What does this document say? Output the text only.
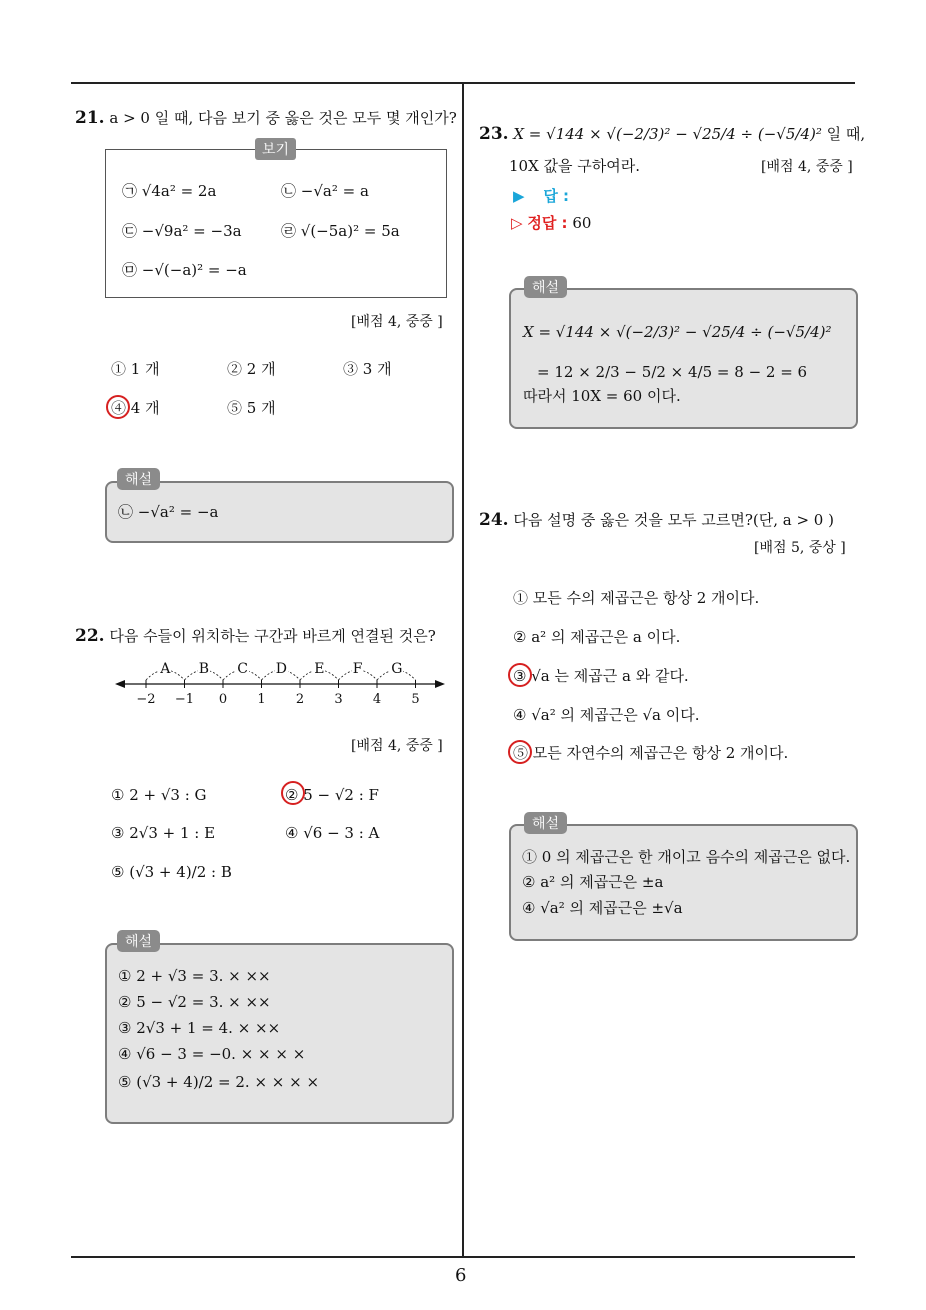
6
21. a > 0 일 때, 다음 보기 중 옳은 것은 모두 몇 개인가?
보기
㉠ √4a² = 2a	㉡ −√a² = a
㉢ −√9a² = −3a	㉣ √(−5a)² = 5a
㉤ −√(−a)² = −a
[배점 4, 중중 ]
① 1 개	② 2 개	③ 3 개
④ 4 개	⑤ 5 개
해설
㉡ −√a² = −a
22. 다음 수들이 위치하는 구간과 바르게 연결된 것은?
A B C D E F G
−2 −1	0	1	2	3	4	5
[배점 4, 중중 ]
① 2 + √3 : G	② 5 − √2 : F
③ 2√3 + 1 : E	④ √6 − 3 : A
⑤ (√3 + 4)/2 : B
해설
① 2 + √3 = 3. × ××
② 5 − √2 = 3. × ××
③ 2√3 + 1 = 4. × ××
④ √6 − 3 = −0. × × × ×
⑤ (√3 + 4)/2 = 2. × × × ×
23. X = √144 × √(−2/3)² − √25/4 ÷ (−√5/4)² 일 때,
10X 값을 구하여라.	[배점 4, 중중 ]
▶ 답 :
▷ 정답 : 60
해설
X = √144 × √(−2/3)² − √25/4 ÷ (−√5/4)²
= 12 × 2/3 − 5/2 × 4/5 = 8 − 2 = 6
따라서 10X = 60 이다.
24. 다음 설명 중 옳은 것을 모두 고르면?(단, a > 0 )
[배점 5, 중상 ]
① 모든 수의 제곱근은 항상 2 개이다.
② a² 의 제곱근은 a 이다.
③ √a 는 제곱근 a 와 같다.
④ √a² 의 제곱근은 √a 이다.
⑤ 모든 자연수의 제곱근은 항상 2 개이다.
해설
① 0 의 제곱근은 한 개이고 음수의 제곱근은 없다.
② a² 의 제곱근은 ±a
④ √a² 의 제곱근은 ±√a
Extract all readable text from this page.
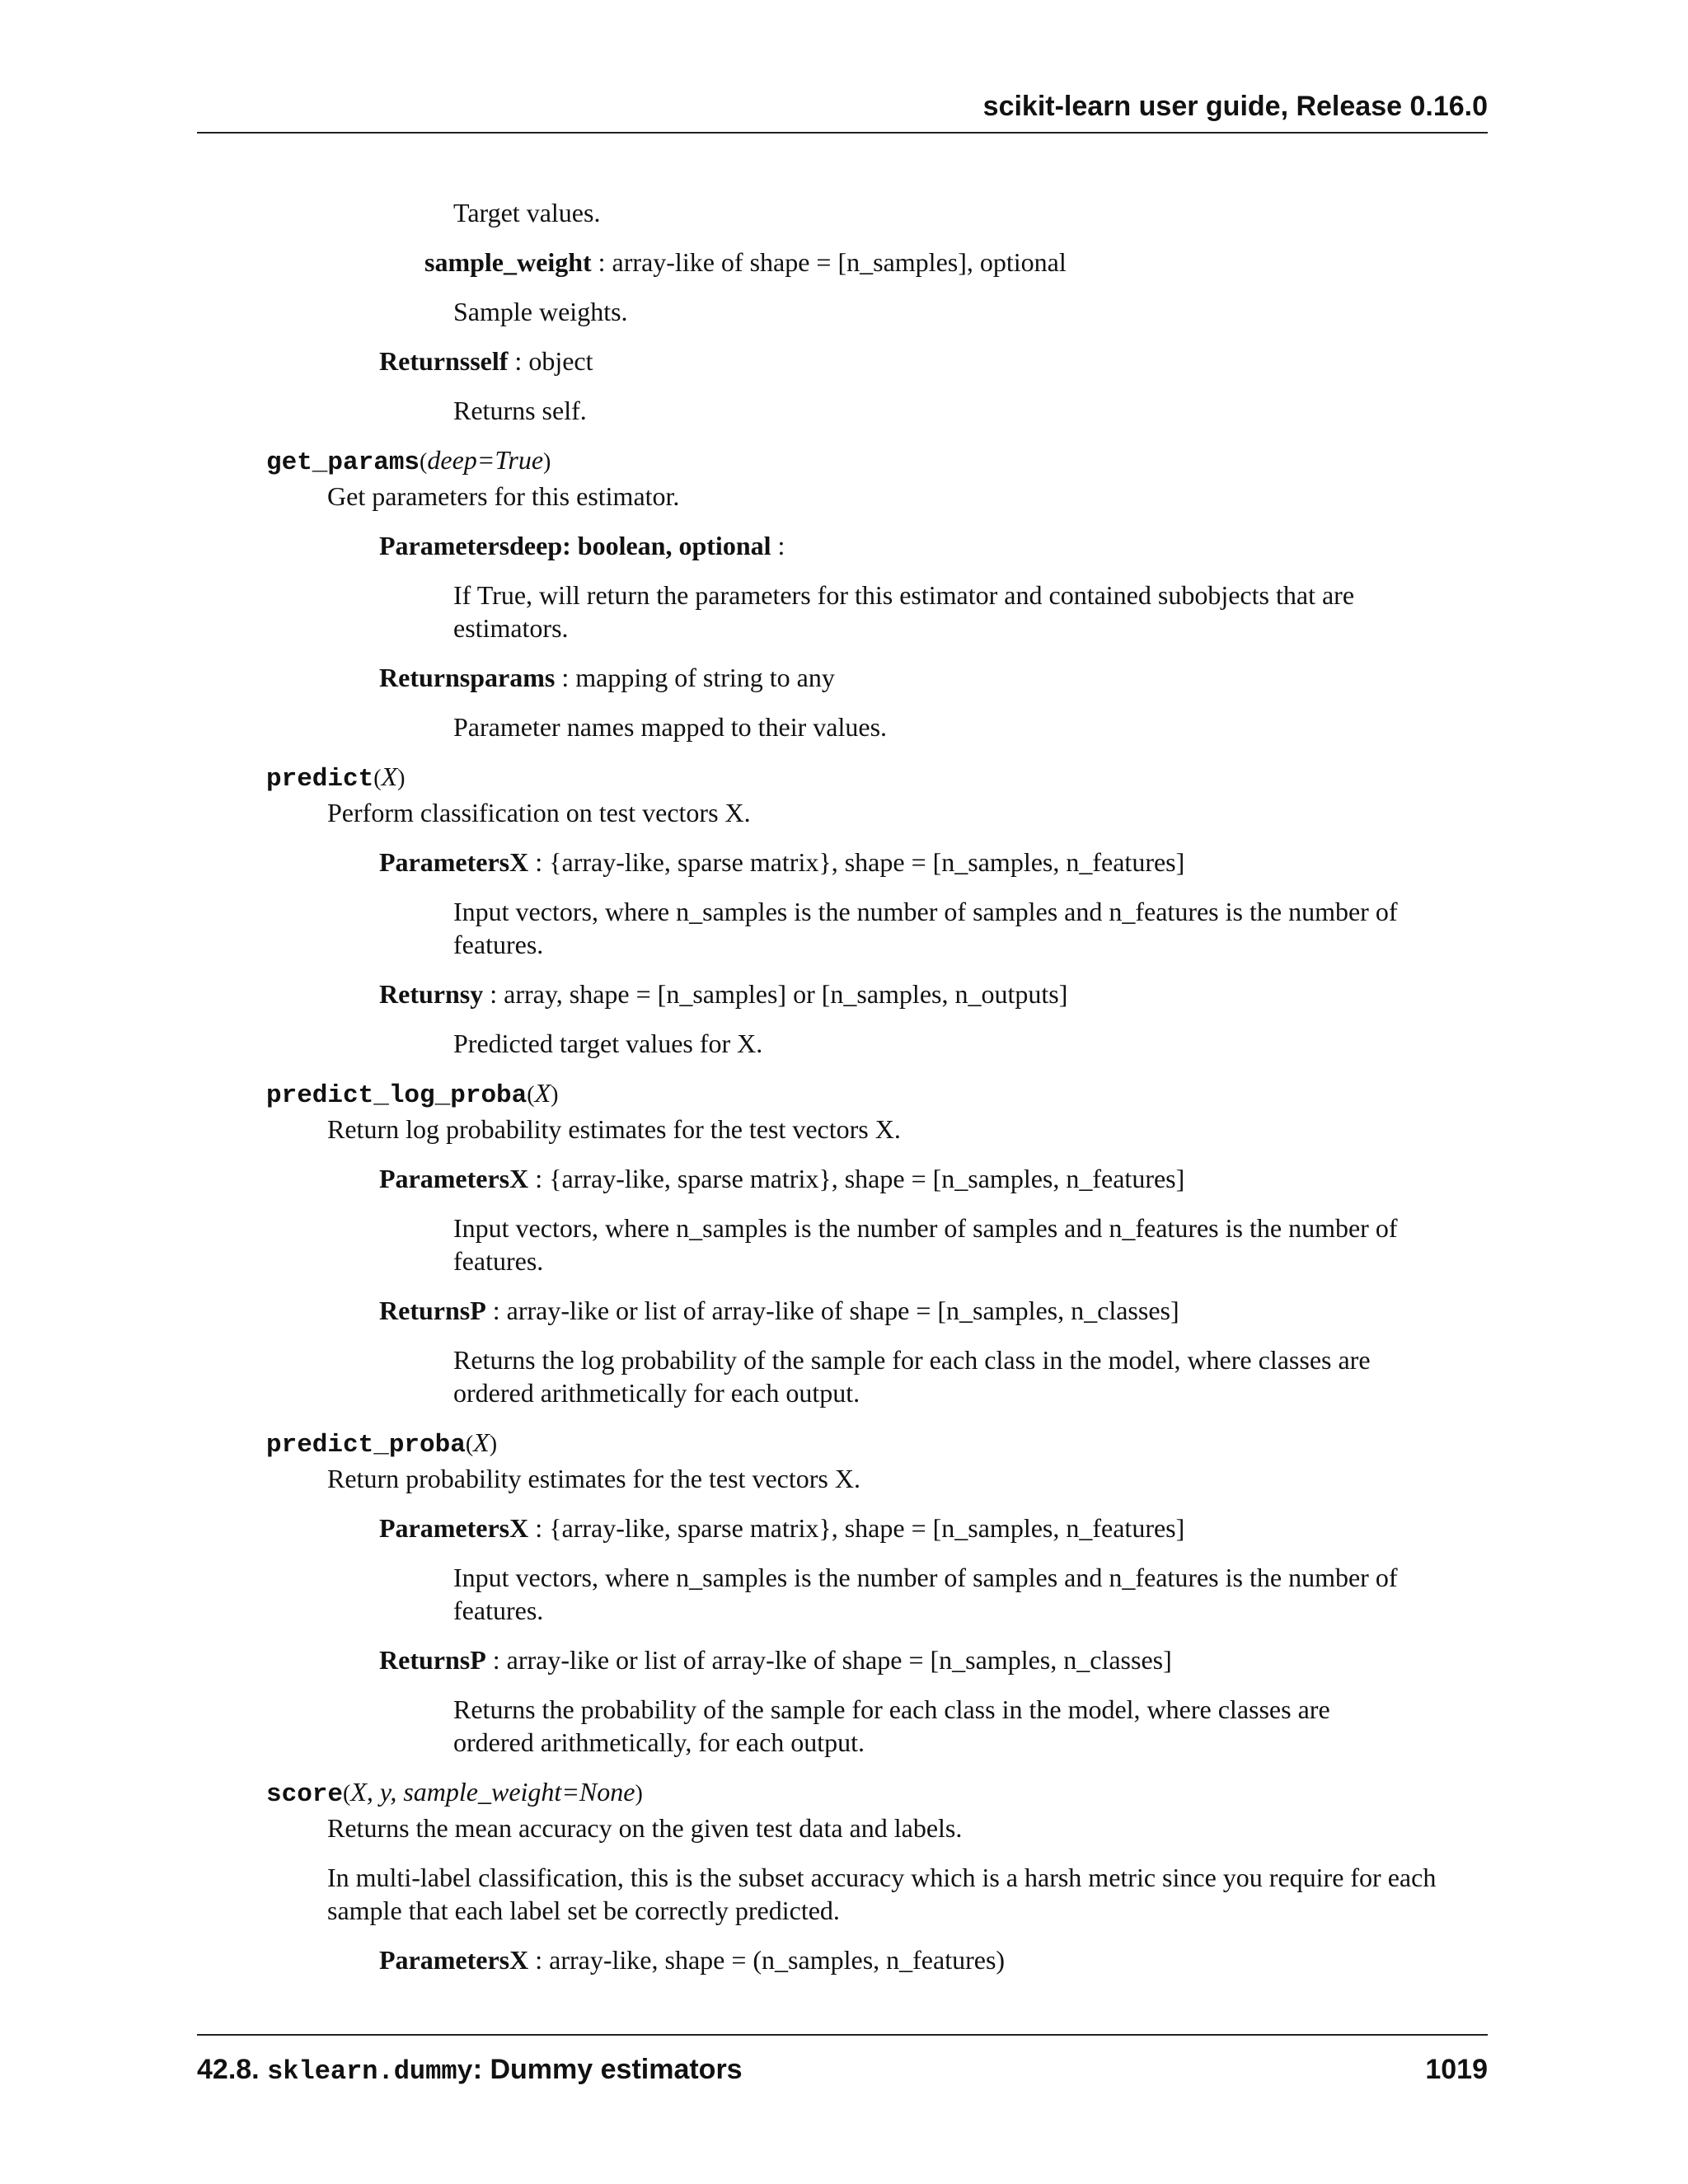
scikit-learn user guide, Release 0.16.0
Target values.
sample_weight : array-like of shape = [n_samples], optional
Sample weights.
Returnsself : object
Returns self.
get_params(deep=True)
Get parameters for this estimator.
Parametersdeep: boolean, optional :
If True, will return the parameters for this estimator and contained subobjects that are estimators.
Returnsparams : mapping of string to any
Parameter names mapped to their values.
predict(X)
Perform classification on test vectors X.
ParametersX : {array-like, sparse matrix}, shape = [n_samples, n_features]
Input vectors, where n_samples is the number of samples and n_features is the number of features.
Returnsy : array, shape = [n_samples] or [n_samples, n_outputs]
Predicted target values for X.
predict_log_proba(X)
Return log probability estimates for the test vectors X.
ParametersX : {array-like, sparse matrix}, shape = [n_samples, n_features]
Input vectors, where n_samples is the number of samples and n_features is the number of features.
ReturnsP : array-like or list of array-like of shape = [n_samples, n_classes]
Returns the log probability of the sample for each class in the model, where classes are ordered arithmetically for each output.
predict_proba(X)
Return probability estimates for the test vectors X.
ParametersX : {array-like, sparse matrix}, shape = [n_samples, n_features]
Input vectors, where n_samples is the number of samples and n_features is the number of features.
ReturnsP : array-like or list of array-lke of shape = [n_samples, n_classes]
Returns the probability of the sample for each class in the model, where classes are ordered arithmetically, for each output.
score(X, y, sample_weight=None)
Returns the mean accuracy on the given test data and labels.
In multi-label classification, this is the subset accuracy which is a harsh metric since you require for each sample that each label set be correctly predicted.
ParametersX : array-like, shape = (n_samples, n_features)
42.8. sklearn.dummy: Dummy estimators	1019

Goal of the exercise: Reproduce each entry verbatim, excluding any embedded images.

Exercise response:
What does this document say? Output the text only.
6
21. a > 0 일 때, 다음 보기 중 옳은 것은 모두 몇 개인가?
보기
㉠ √4a² = 2a	㉡ −√a² = a
㉢ −√9a² = −3a	㉣ √(−5a)² = 5a
㉤ −√(−a)² = −a
[배점 4, 중중 ]
① 1 개	② 2 개	③ 3 개
④ 4 개	⑤ 5 개
해설
㉡ −√a² = −a
22. 다음 수들이 위치하는 구간과 바르게 연결된 것은?
A B C D E F G
−2 −1	0	1	2	3	4	5
[배점 4, 중중 ]
① 2 + √3 : G	② 5 − √2 : F
③ 2√3 + 1 : E	④ √6 − 3 : A
⑤ (√3 + 4)/2 : B
해설
① 2 + √3 = 3. × ××
② 5 − √2 = 3. × ××
③ 2√3 + 1 = 4. × ××
④ √6 − 3 = −0. × × × ×
⑤ (√3 + 4)/2 = 2. × × × ×
23. X = √144 × √(−2/3)² − √25/4 ÷ (−√5/4)² 일 때,
10X 값을 구하여라.	[배점 4, 중중 ]
▶ 답 :
▷ 정답 : 60
해설
X = √144 × √(−2/3)² − √25/4 ÷ (−√5/4)²
= 12 × 2/3 − 5/2 × 4/5 = 8 − 2 = 6
따라서 10X = 60 이다.
24. 다음 설명 중 옳은 것을 모두 고르면?(단, a > 0 )
[배점 5, 중상 ]
① 모든 수의 제곱근은 항상 2 개이다.
② a² 의 제곱근은 a 이다.
③ √a 는 제곱근 a 와 같다.
④ √a² 의 제곱근은 √a 이다.
⑤ 모든 자연수의 제곱근은 항상 2 개이다.
해설
① 0 의 제곱근은 한 개이고 음수의 제곱근은 없다.
② a² 의 제곱근은 ±a
④ √a² 의 제곱근은 ±√a
Extract all readable text from this page.
scikit-learn user guide, Release 0.16.0
Target values.
sample_weight : array-like of shape = [n_samples], optional
Sample weights.
Returnsself : object
Returns self.
get_params(deep=True)
Get parameters for this estimator.
Parametersdeep: boolean, optional :
If True, will return the parameters for this estimator and contained subobjects that are estimators.
Returnsparams : mapping of string to any
Parameter names mapped to their values.
predict(X)
Perform classification on test vectors X.
ParametersX : {array-like, sparse matrix}, shape = [n_samples, n_features]
Input vectors, where n_samples is the number of samples and n_features is the number of features.
Returnsy : array, shape = [n_samples] or [n_samples, n_outputs]
Predicted target values for X.
predict_log_proba(X)
Return log probability estimates for the test vectors X.
ParametersX : {array-like, sparse matrix}, shape = [n_samples, n_features]
Input vectors, where n_samples is the number of samples and n_features is the number of features.
ReturnsP : array-like or list of array-like of shape = [n_samples, n_classes]
Returns the log probability of the sample for each class in the model, where classes are ordered arithmetically for each output.
predict_proba(X)
Return probability estimates for the test vectors X.
ParametersX : {array-like, sparse matrix}, shape = [n_samples, n_features]
Input vectors, where n_samples is the number of samples and n_features is the number of features.
ReturnsP : array-like or list of array-lke of shape = [n_samples, n_classes]
Returns the probability of the sample for each class in the model, where classes are ordered arithmetically, for each output.
score(X, y, sample_weight=None)
Returns the mean accuracy on the given test data and labels.
In multi-label classification, this is the subset accuracy which is a harsh metric since you require for each sample that each label set be correctly predicted.
ParametersX : array-like, shape = (n_samples, n_features)
42.8. sklearn.dummy: Dummy estimators	1019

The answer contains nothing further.